Stated task: How many of the lines here include "JSON"? Answer with a single number.

Extracted entries:
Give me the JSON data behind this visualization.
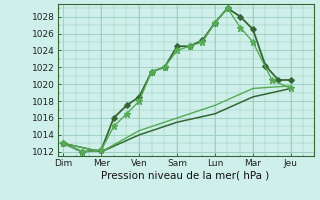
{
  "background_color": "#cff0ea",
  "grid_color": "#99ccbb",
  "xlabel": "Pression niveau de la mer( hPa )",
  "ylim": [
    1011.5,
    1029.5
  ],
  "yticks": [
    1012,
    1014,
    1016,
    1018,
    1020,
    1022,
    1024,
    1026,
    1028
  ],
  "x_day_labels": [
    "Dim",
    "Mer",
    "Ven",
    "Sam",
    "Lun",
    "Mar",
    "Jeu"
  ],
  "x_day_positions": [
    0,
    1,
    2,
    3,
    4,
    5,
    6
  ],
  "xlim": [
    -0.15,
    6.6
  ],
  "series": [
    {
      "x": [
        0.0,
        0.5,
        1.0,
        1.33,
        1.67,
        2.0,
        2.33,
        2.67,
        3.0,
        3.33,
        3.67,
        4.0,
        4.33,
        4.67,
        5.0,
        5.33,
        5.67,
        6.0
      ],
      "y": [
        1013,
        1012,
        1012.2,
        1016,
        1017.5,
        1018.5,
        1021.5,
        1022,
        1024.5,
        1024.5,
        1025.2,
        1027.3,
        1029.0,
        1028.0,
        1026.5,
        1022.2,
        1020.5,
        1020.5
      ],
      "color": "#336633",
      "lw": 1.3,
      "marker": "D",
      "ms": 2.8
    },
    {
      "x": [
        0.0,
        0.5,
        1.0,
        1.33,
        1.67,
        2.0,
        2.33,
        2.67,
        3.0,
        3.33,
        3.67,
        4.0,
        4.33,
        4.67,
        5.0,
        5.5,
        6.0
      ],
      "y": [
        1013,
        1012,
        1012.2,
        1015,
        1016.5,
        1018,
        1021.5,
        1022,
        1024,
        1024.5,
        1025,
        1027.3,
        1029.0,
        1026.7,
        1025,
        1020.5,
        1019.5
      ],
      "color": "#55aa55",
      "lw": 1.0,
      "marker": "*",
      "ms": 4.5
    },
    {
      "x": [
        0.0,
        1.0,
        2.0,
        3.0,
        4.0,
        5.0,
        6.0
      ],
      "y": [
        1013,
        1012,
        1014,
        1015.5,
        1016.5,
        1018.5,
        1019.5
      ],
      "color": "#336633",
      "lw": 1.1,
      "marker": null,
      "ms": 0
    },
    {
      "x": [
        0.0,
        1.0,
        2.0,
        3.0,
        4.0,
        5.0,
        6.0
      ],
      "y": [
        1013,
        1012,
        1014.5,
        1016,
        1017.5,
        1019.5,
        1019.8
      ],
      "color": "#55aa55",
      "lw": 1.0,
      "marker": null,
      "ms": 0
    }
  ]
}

==

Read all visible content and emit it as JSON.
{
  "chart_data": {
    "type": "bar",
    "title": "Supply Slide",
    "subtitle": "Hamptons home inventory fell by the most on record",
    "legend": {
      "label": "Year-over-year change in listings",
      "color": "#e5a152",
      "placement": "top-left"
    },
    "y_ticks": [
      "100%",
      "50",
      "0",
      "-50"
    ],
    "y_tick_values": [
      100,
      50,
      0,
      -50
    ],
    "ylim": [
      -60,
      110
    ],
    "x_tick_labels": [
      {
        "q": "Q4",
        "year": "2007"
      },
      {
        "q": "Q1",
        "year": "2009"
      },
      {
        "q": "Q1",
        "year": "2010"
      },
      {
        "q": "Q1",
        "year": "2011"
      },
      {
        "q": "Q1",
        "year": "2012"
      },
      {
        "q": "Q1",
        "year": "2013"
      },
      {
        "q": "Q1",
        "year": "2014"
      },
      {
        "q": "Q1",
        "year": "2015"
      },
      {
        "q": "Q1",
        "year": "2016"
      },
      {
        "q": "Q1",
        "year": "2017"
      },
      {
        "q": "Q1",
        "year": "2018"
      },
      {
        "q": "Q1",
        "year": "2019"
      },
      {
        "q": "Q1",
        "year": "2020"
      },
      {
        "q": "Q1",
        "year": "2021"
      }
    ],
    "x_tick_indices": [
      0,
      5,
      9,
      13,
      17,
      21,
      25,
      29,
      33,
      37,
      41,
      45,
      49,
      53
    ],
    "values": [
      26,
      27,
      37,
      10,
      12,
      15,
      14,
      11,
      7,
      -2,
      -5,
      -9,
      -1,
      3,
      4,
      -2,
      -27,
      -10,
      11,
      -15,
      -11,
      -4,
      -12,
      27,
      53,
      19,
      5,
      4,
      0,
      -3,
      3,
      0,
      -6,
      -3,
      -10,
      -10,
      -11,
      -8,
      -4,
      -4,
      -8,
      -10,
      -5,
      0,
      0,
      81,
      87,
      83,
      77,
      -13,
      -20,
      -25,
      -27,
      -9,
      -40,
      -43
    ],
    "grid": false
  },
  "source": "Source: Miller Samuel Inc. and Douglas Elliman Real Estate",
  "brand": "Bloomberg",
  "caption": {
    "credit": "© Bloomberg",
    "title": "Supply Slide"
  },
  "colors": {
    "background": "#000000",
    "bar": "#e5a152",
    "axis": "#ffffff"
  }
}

==

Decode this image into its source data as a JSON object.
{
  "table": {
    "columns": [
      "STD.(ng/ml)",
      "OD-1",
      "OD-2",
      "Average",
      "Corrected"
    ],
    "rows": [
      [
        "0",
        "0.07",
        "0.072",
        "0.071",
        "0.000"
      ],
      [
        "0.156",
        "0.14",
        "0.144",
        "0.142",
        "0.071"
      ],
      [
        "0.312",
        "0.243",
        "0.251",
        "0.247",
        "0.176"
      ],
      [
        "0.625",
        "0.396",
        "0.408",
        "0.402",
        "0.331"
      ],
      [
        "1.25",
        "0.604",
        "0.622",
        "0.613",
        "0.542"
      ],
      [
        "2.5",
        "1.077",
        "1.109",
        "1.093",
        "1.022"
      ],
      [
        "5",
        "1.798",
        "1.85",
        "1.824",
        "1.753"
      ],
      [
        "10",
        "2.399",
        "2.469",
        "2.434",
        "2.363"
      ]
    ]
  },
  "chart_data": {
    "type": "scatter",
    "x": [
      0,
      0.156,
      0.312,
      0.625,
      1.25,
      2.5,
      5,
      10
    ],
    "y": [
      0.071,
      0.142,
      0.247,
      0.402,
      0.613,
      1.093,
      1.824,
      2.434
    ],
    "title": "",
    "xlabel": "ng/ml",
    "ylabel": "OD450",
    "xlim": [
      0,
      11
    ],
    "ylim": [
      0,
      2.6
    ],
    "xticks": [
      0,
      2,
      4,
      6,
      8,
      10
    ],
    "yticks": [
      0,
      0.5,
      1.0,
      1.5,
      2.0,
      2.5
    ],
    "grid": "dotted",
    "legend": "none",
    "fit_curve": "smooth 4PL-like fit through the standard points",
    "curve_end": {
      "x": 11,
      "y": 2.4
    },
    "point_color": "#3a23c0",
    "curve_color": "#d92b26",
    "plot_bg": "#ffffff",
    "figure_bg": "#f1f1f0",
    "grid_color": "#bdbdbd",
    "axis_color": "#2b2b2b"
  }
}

Answer below: 3